### [Records provided]
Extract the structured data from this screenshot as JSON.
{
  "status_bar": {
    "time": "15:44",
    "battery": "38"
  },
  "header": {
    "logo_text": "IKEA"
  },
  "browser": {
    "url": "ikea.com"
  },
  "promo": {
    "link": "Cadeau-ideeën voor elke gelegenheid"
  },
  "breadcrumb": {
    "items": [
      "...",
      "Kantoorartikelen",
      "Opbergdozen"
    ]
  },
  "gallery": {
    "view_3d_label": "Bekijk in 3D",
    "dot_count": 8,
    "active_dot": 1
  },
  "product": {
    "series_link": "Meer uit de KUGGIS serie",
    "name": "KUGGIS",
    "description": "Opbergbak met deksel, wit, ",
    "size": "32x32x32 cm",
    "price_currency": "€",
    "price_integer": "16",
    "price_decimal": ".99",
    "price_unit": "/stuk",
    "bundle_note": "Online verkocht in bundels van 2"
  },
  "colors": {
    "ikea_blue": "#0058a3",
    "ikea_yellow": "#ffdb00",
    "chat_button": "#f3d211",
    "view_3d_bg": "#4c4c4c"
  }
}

### [Task statement]
Give back the whole listing exactly as it reads.

### [Result of this exercise]
Extract the structured data from this screenshot as JSON.
{
  "status_bar": {
    "time": "15:44",
    "battery": "38"
  },
  "header": {
    "logo_text": "IKEA"
  },
  "browser": {
    "url": "ikea.com"
  },
  "promo": {
    "link": "Cadeau-ideeën voor elke gelegenheid"
  },
  "breadcrumb": {
    "items": [
      "...",
      "Kantoorartikelen",
      "Opbergdozen"
    ]
  },
  "gallery": {
    "view_3d_label": "Bekijk in 3D",
    "dot_count": 8,
    "active_dot": 1
  },
  "product": {
    "series_link": "Meer uit de KUGGIS serie",
    "name": "KUGGIS",
    "description": "Opbergbak met deksel, wit, ",
    "size": "32x32x32 cm",
    "price_currency": "€",
    "price_integer": "16",
    "price_decimal": ".99",
    "price_unit": "/stuk",
    "bundle_note": "Online verkocht in bundels van 2"
  },
  "colors": {
    "ikea_blue": "#0058a3",
    "ikea_yellow": "#ffdb00",
    "chat_button": "#f3d211",
    "view_3d_bg": "#4c4c4c"
  }
}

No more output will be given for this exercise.